Prompt
Give the number of lines in the data that contain "phone", and nothing more.

━━━━

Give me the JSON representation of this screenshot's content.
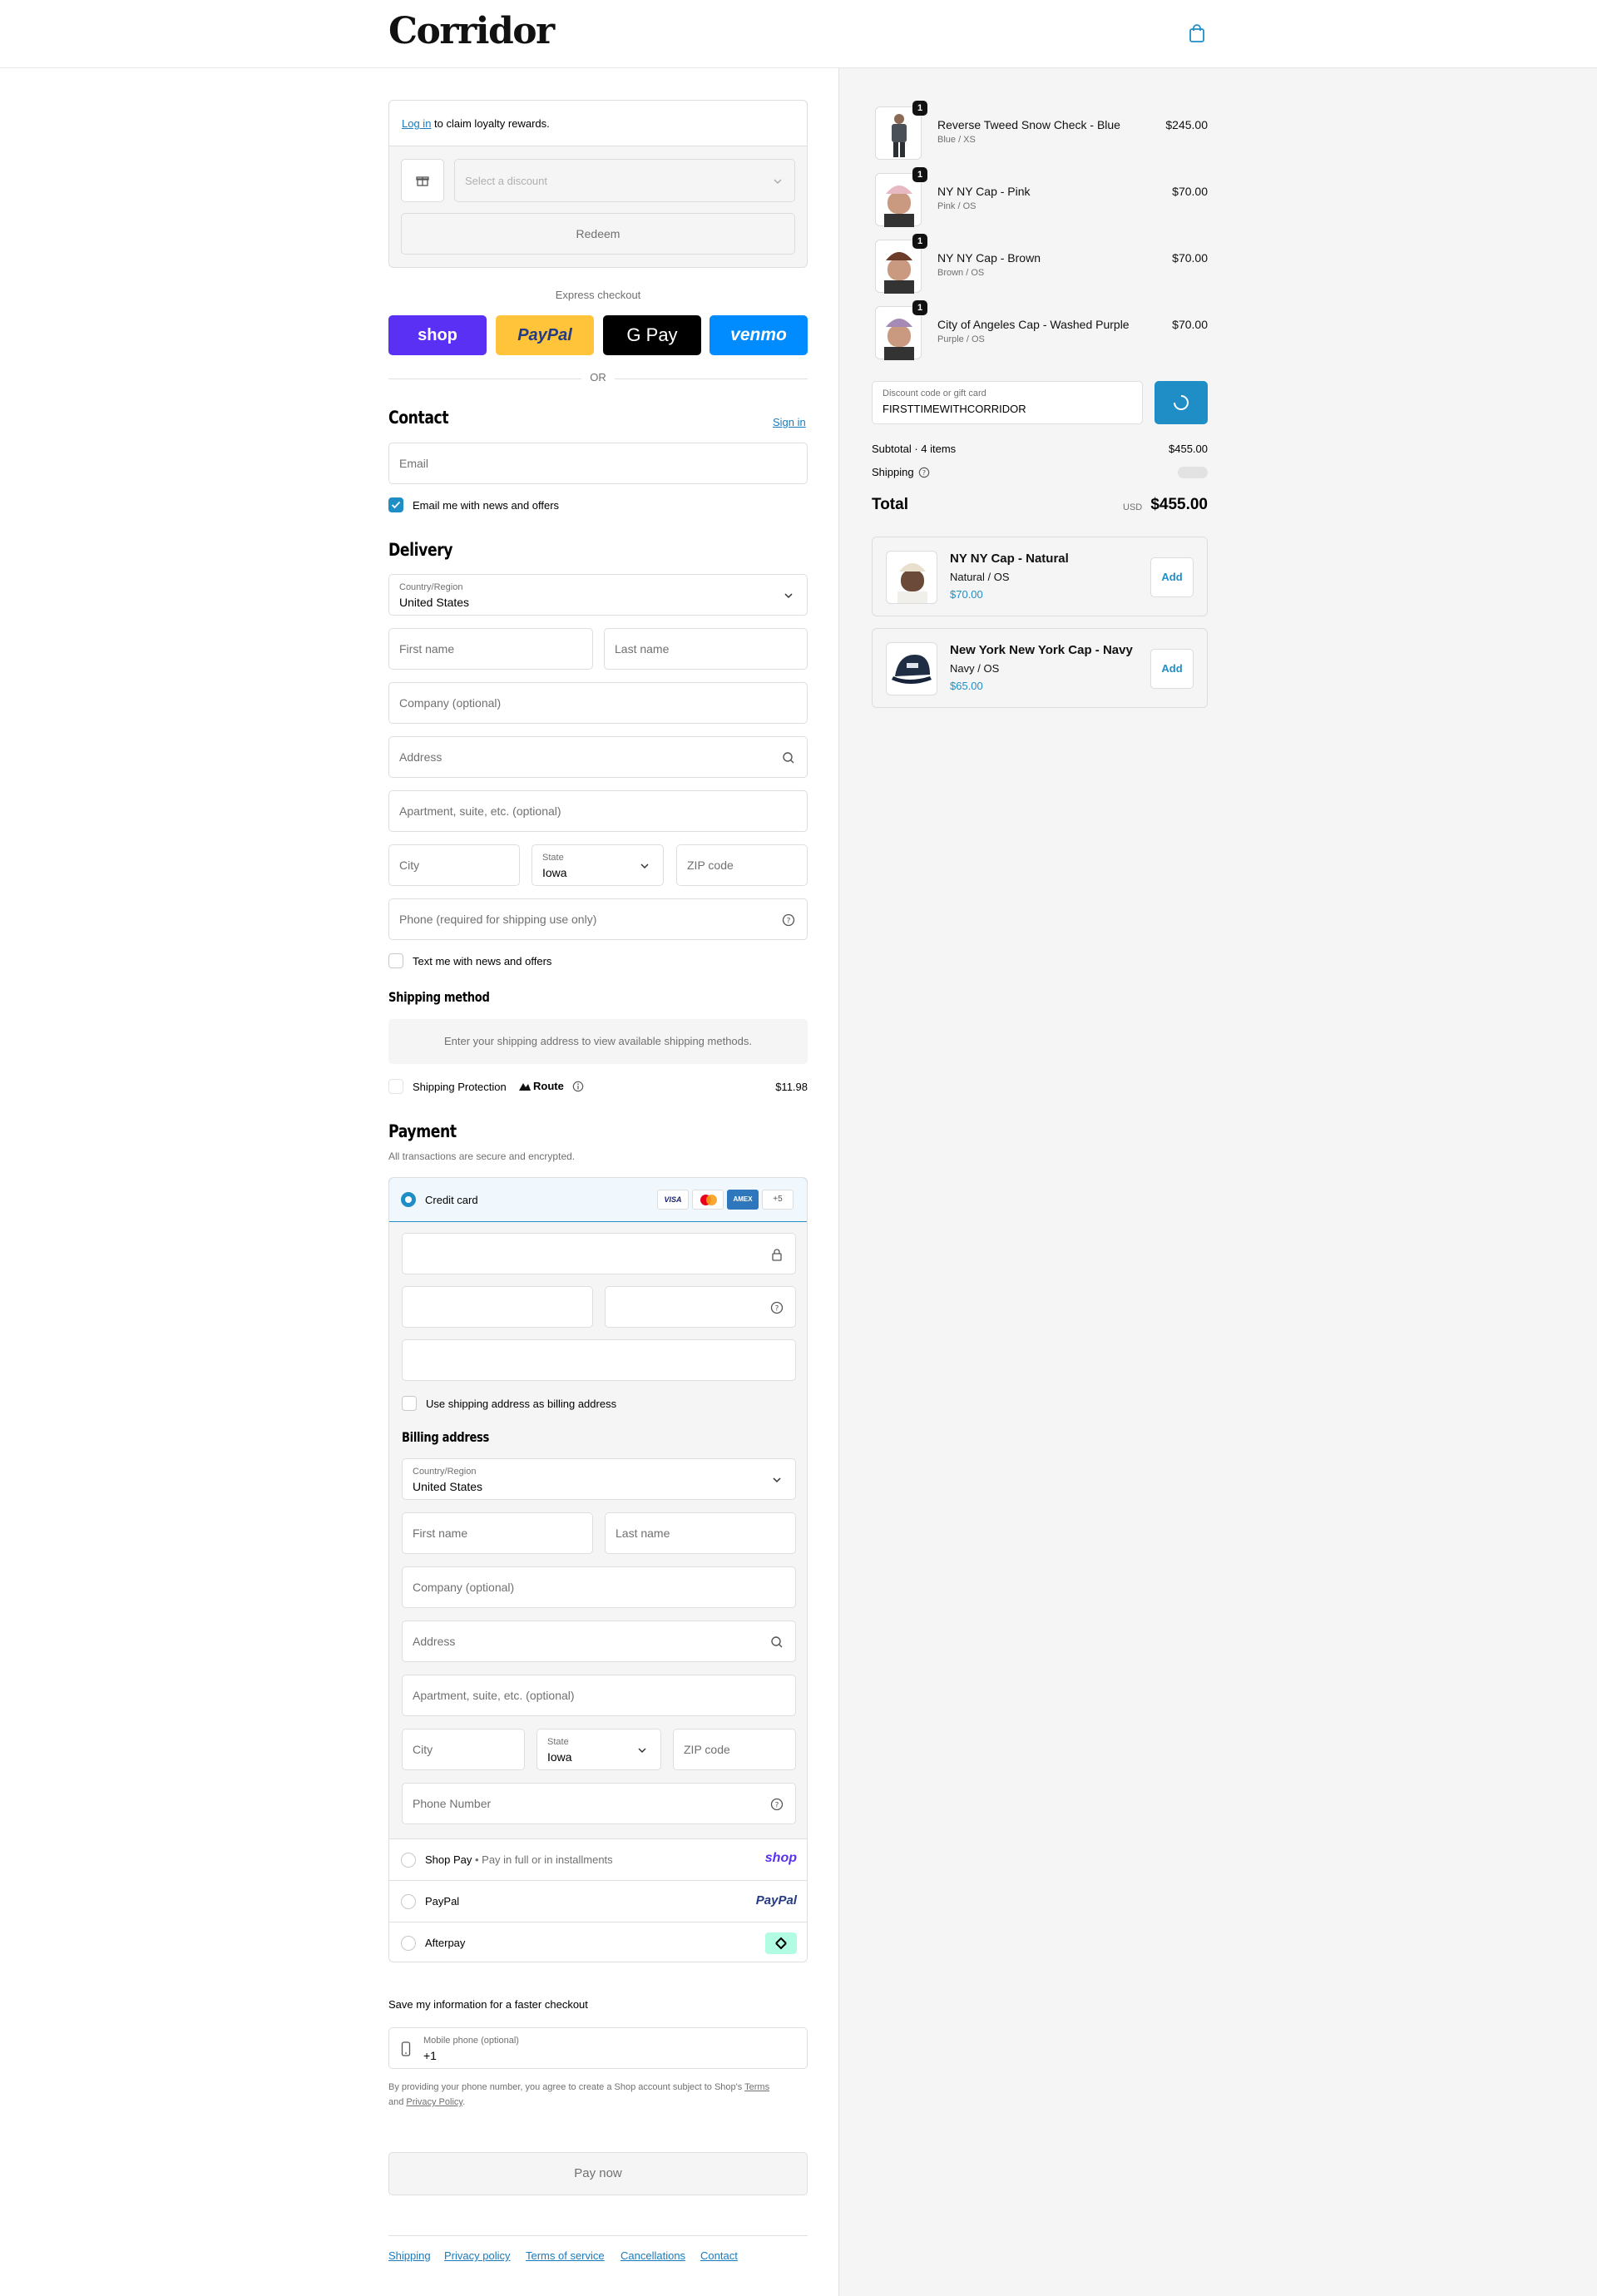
{
  "header": {
    "logo": "Corridor",
    "cart_icon": "shopping-bag-icon"
  },
  "loyalty": {
    "login_link": "Log in",
    "login_text": " to claim loyalty rewards.",
    "discount_placeholder": "Select a discount",
    "redeem_label": "Redeem"
  },
  "express": {
    "title": "Express checkout",
    "buttons": [
      "shop",
      "PayPal",
      "G Pay",
      "venmo"
    ],
    "or": "OR"
  },
  "contact": {
    "heading": "Contact",
    "sign_in": "Sign in",
    "email_placeholder": "Email",
    "newsletter": "Email me with news and offers"
  },
  "delivery": {
    "heading": "Delivery",
    "country_label": "Country/Region",
    "country_value": "United States",
    "first_name": "First name",
    "last_name": "Last name",
    "company": "Company (optional)",
    "address": "Address",
    "apartment": "Apartment, suite, etc. (optional)",
    "city": "City",
    "state_label": "State",
    "state_value": "Iowa",
    "zip": "ZIP code",
    "phone": "Phone (required for shipping use only)",
    "text_me": "Text me with news and offers"
  },
  "shipping": {
    "heading": "Shipping method",
    "notice": "Enter your shipping address to view available shipping methods.",
    "protection_label": "Shipping Protection",
    "route_brand": "Route",
    "protection_price": "$11.98"
  },
  "payment": {
    "heading": "Payment",
    "subtitle": "All transactions are secure and encrypted.",
    "credit_card": "Credit card",
    "card_brands": [
      "VISA",
      "mastercard",
      "AMEX",
      "+5"
    ],
    "use_shipping": "Use shipping address as billing address",
    "billing_heading": "Billing address",
    "billing": {
      "country_label": "Country/Region",
      "country_value": "United States",
      "first_name": "First name",
      "last_name": "Last name",
      "company": "Company (optional)",
      "address": "Address",
      "apartment": "Apartment, suite, etc. (optional)",
      "city": "City",
      "state_label": "State",
      "state_value": "Iowa",
      "zip": "ZIP code",
      "phone": "Phone Number"
    },
    "shop_pay": "Shop Pay",
    "shop_pay_note": "Pay in full or in installments",
    "shop_pay_logo": "shop",
    "paypal": "PayPal",
    "paypal_logo": "PayPal",
    "afterpay": "Afterpay"
  },
  "remember": {
    "title": "Save my information for a faster checkout",
    "mobile_label": "Mobile phone (optional)",
    "mobile_value": "+1",
    "terms_pre": "By providing your phone number, you agree to create a Shop account subject to Shop's ",
    "terms_link": "Terms",
    "terms_and": "and ",
    "privacy_link": "Privacy Policy",
    "terms_end": "."
  },
  "pay_now": "Pay now",
  "footer": [
    "Shipping",
    "Privacy policy",
    "Terms of service",
    "Cancellations",
    "Contact"
  ],
  "summary": {
    "items": [
      {
        "qty": "1",
        "name": "Reverse Tweed Snow Check - Blue",
        "variant": "Blue / XS",
        "price": "$245.00"
      },
      {
        "qty": "1",
        "name": "NY NY Cap - Pink",
        "variant": "Pink / OS",
        "price": "$70.00"
      },
      {
        "qty": "1",
        "name": "NY NY Cap - Brown",
        "variant": "Brown / OS",
        "price": "$70.00"
      },
      {
        "qty": "1",
        "name": "City of Angeles Cap - Washed Purple",
        "variant": "Purple / OS",
        "price": "$70.00"
      }
    ],
    "discount_label": "Discount code or gift card",
    "discount_value": "FIRSTTIMEWITHCORRIDOR",
    "subtotal_label": "Subtotal · 4 items",
    "subtotal_value": "$455.00",
    "shipping_label": "Shipping",
    "total_label": "Total",
    "currency": "USD",
    "total_value": "$455.00",
    "upsells": [
      {
        "name": "NY NY Cap - Natural",
        "variant": "Natural / OS",
        "price": "$70.00",
        "add": "Add"
      },
      {
        "name": "New York New York Cap - Navy",
        "variant": "Navy / OS",
        "price": "$65.00",
        "add": "Add"
      }
    ]
  },
  "colors": {
    "accent": "#1f8ec7",
    "shop": "#5a31f4",
    "paypal": "#ffc439",
    "venmo": "#008cff"
  }
}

━━━━

Exercise output
4